§ **Written task**
Say how many lines of the material below contain the word "verified", with no other words.
───── Task inputs ─────
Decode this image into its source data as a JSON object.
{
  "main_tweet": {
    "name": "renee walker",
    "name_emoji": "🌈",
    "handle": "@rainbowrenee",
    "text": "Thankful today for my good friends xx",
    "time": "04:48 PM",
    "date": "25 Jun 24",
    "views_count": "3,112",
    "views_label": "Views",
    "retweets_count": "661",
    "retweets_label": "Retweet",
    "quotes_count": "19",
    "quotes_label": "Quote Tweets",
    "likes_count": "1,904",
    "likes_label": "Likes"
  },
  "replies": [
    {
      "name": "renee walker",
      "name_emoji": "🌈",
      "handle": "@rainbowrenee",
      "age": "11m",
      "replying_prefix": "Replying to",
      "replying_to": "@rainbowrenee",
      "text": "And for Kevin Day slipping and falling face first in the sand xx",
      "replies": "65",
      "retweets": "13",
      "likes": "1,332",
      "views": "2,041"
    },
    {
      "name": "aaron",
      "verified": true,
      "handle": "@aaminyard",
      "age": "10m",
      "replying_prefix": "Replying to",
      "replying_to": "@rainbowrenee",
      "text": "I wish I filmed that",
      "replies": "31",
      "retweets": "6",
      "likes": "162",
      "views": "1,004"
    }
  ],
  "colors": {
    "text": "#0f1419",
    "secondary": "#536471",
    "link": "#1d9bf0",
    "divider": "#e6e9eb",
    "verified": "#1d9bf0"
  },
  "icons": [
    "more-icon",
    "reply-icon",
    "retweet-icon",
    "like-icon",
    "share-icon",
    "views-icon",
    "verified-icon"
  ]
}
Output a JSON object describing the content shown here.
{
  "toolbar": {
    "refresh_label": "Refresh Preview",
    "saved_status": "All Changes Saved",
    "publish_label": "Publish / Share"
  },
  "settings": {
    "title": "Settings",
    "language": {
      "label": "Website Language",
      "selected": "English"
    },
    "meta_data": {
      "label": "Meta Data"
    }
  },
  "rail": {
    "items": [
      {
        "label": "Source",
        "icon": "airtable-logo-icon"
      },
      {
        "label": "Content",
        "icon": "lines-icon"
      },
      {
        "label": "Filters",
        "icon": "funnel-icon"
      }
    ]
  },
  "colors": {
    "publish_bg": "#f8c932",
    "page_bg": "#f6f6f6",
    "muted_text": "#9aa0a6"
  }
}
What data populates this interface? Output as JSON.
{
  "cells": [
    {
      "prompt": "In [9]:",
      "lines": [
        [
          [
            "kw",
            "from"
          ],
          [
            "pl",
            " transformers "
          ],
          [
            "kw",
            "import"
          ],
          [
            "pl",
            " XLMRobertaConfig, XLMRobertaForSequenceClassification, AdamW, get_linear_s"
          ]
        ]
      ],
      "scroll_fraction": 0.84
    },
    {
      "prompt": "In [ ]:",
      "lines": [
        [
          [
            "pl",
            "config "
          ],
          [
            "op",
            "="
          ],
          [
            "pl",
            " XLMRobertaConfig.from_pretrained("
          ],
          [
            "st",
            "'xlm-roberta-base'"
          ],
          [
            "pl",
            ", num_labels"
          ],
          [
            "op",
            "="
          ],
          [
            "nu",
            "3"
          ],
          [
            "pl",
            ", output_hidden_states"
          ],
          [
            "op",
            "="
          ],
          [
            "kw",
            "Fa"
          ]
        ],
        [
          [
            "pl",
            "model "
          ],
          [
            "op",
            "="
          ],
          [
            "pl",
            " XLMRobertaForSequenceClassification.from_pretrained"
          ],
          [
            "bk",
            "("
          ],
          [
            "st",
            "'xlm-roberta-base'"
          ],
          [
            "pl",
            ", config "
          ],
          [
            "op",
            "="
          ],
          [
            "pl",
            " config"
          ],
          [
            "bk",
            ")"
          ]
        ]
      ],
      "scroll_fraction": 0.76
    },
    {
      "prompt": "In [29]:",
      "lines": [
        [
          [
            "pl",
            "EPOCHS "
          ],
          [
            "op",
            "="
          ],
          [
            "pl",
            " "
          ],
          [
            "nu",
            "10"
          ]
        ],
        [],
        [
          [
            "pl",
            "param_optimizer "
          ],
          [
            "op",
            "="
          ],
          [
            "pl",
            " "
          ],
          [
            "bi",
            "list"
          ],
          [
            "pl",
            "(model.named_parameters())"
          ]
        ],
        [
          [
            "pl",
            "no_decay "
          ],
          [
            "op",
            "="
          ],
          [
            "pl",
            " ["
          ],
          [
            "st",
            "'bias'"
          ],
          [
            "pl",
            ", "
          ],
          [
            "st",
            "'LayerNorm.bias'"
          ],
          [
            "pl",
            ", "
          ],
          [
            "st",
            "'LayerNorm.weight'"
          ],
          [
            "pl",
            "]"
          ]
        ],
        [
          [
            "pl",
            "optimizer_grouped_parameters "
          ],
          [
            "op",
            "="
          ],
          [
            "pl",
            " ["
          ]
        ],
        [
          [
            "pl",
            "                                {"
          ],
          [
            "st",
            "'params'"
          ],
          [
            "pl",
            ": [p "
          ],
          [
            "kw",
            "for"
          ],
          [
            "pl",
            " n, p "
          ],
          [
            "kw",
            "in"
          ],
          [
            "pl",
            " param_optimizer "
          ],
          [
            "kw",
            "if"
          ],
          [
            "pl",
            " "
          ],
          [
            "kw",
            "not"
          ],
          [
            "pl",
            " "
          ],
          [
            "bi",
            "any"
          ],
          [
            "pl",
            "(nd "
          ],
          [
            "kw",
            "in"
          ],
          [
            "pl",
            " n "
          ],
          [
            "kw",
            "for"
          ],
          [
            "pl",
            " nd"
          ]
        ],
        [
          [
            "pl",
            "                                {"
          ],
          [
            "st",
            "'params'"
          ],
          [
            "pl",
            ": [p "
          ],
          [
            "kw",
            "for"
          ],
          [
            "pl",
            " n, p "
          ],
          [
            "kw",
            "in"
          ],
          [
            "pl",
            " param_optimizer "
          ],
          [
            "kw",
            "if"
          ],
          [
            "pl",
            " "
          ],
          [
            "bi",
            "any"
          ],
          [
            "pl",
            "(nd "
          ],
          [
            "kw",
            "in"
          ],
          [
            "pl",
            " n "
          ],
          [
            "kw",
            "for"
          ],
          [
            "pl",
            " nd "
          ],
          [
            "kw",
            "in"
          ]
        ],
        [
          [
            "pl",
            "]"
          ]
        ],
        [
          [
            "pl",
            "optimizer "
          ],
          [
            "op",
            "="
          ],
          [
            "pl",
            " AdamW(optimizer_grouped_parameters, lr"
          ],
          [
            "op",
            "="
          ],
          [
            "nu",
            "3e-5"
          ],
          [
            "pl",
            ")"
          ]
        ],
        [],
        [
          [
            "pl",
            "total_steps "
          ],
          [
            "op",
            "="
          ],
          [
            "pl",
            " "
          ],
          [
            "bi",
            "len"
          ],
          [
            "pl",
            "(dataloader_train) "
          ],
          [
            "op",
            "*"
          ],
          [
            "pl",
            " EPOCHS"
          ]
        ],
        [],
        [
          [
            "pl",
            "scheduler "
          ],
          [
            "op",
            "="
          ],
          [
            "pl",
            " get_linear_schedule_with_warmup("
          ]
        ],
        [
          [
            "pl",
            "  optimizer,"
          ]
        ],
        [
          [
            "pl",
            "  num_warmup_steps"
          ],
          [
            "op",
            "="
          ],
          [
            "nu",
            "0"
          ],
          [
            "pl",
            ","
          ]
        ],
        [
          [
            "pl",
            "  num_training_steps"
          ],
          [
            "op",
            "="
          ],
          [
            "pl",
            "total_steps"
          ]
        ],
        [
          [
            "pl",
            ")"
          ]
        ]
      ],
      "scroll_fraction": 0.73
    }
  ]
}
─────
§ **Result for this exercise**
3